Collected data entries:
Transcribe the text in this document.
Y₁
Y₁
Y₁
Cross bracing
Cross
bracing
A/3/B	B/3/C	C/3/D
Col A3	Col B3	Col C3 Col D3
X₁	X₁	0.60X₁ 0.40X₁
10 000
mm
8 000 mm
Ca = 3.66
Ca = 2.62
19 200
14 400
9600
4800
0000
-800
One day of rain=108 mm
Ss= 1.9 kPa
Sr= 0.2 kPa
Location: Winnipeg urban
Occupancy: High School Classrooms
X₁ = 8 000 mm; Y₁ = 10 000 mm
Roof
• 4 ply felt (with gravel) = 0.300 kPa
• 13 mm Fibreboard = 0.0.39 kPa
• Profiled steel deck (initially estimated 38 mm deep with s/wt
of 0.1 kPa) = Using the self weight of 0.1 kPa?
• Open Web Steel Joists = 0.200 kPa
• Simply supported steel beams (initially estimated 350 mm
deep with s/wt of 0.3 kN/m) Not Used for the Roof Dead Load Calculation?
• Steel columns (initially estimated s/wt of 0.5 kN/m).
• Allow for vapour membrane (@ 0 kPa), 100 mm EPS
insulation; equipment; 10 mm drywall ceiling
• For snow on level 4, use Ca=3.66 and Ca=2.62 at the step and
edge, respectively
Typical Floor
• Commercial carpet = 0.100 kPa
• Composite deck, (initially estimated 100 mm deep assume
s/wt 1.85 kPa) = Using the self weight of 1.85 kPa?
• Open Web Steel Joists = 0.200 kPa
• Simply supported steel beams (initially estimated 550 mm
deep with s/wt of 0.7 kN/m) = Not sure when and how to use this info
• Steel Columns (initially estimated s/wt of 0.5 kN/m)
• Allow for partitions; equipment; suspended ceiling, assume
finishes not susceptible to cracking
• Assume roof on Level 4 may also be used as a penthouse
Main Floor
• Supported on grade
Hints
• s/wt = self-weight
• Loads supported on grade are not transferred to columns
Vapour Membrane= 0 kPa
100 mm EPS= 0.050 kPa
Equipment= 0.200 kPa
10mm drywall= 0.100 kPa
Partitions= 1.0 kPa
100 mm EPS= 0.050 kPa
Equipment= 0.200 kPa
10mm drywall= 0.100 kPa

## Work instructions
Output the data above exactly, please, line for line.

## Right answer
Transcribe the text in this document.
Y₁
Y₁
Y₁
Cross bracing
Cross
bracing
A/3/B	B/3/C	C/3/D
Col A3	Col B3	Col C3 Col D3
X₁	X₁	0.60X₁ 0.40X₁
10 000
mm
8 000 mm
Ca = 3.66
Ca = 2.62
19 200
14 400
9600
4800
0000
-800
One day of rain=108 mm
Ss= 1.9 kPa
Sr= 0.2 kPa
Location: Winnipeg urban
Occupancy: High School Classrooms
X₁ = 8 000 mm; Y₁ = 10 000 mm
Roof
• 4 ply felt (with gravel) = 0.300 kPa
• 13 mm Fibreboard = 0.0.39 kPa
• Profiled steel deck (initially estimated 38 mm deep with s/wt
of 0.1 kPa) = Using the self weight of 0.1 kPa?
• Open Web Steel Joists = 0.200 kPa
• Simply supported steel beams (initially estimated 350 mm
deep with s/wt of 0.3 kN/m) Not Used for the Roof Dead Load Calculation?
• Steel columns (initially estimated s/wt of 0.5 kN/m).
• Allow for vapour membrane (@ 0 kPa), 100 mm EPS
insulation; equipment; 10 mm drywall ceiling
• For snow on level 4, use Ca=3.66 and Ca=2.62 at the step and
edge, respectively
Typical Floor
• Commercial carpet = 0.100 kPa
• Composite deck, (initially estimated 100 mm deep assume
s/wt 1.85 kPa) = Using the self weight of 1.85 kPa?
• Open Web Steel Joists = 0.200 kPa
• Simply supported steel beams (initially estimated 550 mm
deep with s/wt of 0.7 kN/m) = Not sure when and how to use this info
• Steel Columns (initially estimated s/wt of 0.5 kN/m)
• Allow for partitions; equipment; suspended ceiling, assume
finishes not susceptible to cracking
• Assume roof on Level 4 may also be used as a penthouse
Main Floor
• Supported on grade
Hints
• s/wt = self-weight
• Loads supported on grade are not transferred to columns
Vapour Membrane= 0 kPa
100 mm EPS= 0.050 kPa
Equipment= 0.200 kPa
10mm drywall= 0.100 kPa
Partitions= 1.0 kPa
100 mm EPS= 0.050 kPa
Equipment= 0.200 kPa
10mm drywall= 0.100 kPa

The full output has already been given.